:: Written exercise ::
Check every line of the entries below for the word "Holy", and copy the ones that have it.

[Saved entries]
+ + + + +
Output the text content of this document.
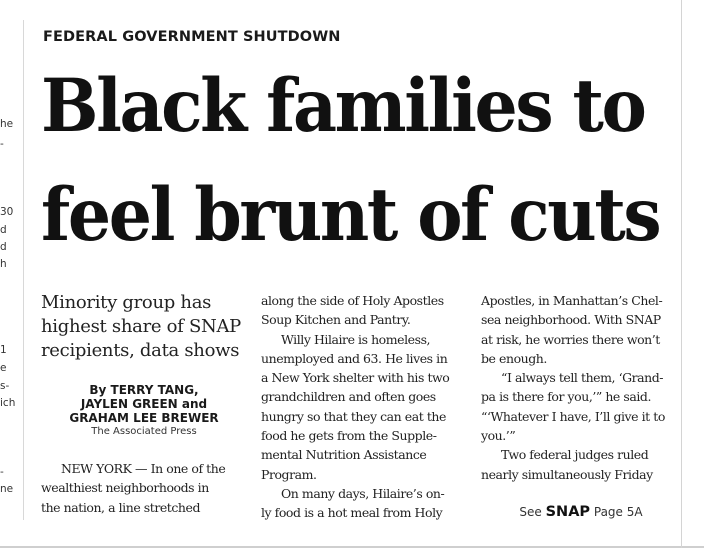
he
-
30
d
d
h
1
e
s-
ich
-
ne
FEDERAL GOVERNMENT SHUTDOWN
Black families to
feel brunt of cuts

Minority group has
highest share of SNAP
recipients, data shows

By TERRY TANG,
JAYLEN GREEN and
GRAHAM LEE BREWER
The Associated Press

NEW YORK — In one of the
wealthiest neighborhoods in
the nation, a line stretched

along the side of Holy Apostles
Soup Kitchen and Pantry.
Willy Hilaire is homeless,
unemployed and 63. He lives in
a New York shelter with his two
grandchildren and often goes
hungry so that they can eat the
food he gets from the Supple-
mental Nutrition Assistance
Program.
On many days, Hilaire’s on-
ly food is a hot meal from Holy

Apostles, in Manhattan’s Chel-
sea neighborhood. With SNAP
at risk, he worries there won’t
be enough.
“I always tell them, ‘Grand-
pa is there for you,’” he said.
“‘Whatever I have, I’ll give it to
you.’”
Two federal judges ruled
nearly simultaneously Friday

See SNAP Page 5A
+ + + + +
:: Response ::
along the side of Holy Apostles
ly food is a hot meal from Holy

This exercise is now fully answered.